Cancer chips may help improve immunotherapy by recreating tumour environments in miniature systems that track immune cell behaviour more closely than standard models.
A new review found that microfluidic platforms, which use tiny channels etched into chips to control small amounts of fluid, are emerging as versatile tools for modelling tumour and immune interactions, evaluating immunotherapy efficacy and preparing immunotherapeutic agents for more personalised cancer treatment.
Cancer immunotherapy has changed how scientists think about treating cancer, but its benefits remain uneven, especially in solid tumours.
The challenge is that the tumour immune microenvironment, meaning the ecosystem around a tumour, is not static.
It is shaped by cancer cells, immune cells, stromal cells, cytokines, which are signalling proteins, and physical barriers.
Traditional animal models remain informative but are expensive, slow, ethically constrained and imperfect mirrors of human disease. Standard 2D systems such as Transwell assays are simpler and reproducible, but they cannot fully reproduce fluid dynamics, spatial organisation or the real-time immune pursuit of tumour cells.

# What you will do
a. Translate this sentence from the passage on cancer chips into Spanish: "Cancer immunotherapy has changed how scientists think about treating cancer, but its benefits remain uneven, especially in solid tumours."
b. Answer these questions using the passage on cancer chips:
(i) What do microfluidic platforms use to control small amounts of fluid?
(ii) What are cytokines described as?
(iii) Which standard 2D system is named as an example?

# Information given
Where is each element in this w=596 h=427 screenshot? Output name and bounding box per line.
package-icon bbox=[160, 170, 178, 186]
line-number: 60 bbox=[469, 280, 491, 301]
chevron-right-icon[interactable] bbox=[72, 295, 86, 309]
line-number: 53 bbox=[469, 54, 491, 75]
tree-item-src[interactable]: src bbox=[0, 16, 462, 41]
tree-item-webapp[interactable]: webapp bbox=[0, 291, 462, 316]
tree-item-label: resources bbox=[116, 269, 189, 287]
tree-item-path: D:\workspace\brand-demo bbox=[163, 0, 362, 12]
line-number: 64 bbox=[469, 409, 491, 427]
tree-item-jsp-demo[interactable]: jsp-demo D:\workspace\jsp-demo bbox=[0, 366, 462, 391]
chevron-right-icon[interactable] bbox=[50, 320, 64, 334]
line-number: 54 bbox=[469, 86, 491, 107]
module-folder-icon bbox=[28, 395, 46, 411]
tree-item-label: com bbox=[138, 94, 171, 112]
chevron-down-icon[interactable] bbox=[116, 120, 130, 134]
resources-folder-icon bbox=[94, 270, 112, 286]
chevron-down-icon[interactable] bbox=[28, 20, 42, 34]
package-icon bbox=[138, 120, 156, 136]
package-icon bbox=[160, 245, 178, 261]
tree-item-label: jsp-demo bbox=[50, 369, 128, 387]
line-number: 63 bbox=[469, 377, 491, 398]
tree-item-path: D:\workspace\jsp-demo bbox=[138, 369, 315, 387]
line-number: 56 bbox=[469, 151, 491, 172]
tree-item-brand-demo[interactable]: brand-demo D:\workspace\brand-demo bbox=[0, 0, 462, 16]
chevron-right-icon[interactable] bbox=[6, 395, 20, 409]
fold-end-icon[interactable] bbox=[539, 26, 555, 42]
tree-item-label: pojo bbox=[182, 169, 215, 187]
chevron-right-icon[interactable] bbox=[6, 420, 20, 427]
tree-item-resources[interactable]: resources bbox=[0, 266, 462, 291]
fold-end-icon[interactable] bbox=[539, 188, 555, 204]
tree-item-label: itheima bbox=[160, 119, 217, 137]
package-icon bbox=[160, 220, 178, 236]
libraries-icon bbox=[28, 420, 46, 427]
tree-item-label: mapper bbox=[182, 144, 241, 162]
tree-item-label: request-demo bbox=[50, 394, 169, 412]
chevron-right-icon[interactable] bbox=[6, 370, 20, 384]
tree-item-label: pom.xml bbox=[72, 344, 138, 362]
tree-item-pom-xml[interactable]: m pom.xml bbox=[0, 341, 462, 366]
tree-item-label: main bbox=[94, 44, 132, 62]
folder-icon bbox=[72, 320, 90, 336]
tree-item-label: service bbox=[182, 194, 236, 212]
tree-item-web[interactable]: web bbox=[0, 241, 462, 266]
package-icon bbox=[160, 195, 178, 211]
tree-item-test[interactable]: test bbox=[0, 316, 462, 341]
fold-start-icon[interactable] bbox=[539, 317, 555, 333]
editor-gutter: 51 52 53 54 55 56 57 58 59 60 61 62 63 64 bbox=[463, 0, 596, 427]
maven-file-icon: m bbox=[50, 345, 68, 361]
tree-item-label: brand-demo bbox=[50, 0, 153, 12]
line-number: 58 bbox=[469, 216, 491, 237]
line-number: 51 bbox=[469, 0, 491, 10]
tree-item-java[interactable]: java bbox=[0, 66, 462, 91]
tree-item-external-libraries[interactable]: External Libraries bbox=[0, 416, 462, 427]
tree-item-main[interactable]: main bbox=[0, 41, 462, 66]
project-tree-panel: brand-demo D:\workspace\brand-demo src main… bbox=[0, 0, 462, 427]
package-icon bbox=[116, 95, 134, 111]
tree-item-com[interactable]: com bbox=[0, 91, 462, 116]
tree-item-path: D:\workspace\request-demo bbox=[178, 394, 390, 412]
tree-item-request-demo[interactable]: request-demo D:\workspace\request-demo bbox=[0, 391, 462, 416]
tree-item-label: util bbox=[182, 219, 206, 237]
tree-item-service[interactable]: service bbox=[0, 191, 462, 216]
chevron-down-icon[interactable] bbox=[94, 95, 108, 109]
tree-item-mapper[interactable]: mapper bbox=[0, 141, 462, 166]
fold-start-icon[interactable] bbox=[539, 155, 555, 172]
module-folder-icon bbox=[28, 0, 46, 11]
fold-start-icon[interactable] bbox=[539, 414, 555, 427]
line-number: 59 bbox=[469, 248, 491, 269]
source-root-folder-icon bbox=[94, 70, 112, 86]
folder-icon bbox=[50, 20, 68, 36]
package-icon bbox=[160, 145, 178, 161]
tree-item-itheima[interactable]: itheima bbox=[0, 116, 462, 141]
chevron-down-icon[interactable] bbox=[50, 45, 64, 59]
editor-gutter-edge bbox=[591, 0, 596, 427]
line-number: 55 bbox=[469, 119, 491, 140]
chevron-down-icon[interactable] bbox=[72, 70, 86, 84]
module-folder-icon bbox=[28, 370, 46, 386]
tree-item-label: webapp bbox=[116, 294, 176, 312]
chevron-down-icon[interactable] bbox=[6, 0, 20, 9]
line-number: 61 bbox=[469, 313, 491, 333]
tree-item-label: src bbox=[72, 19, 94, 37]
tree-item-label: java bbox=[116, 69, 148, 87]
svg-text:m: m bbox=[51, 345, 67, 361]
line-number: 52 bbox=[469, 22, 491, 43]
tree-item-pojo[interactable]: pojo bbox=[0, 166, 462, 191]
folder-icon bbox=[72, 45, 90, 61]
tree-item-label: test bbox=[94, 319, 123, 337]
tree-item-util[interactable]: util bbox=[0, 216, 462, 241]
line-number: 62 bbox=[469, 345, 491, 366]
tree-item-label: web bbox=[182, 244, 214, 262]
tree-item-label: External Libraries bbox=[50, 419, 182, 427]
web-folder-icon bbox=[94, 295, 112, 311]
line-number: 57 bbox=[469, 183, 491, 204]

# Answers below
a. La inmunoterapia contra el cáncer ha cambiado la forma en que los científicos conciben el tratamiento del cáncer, pero sus beneficios siguen siendo desiguales, especialmente en los tumores sólidos.

b.
(i) Tiny channels etched into chips.
(ii) Signaling proteins.
(iii) Transwell assays.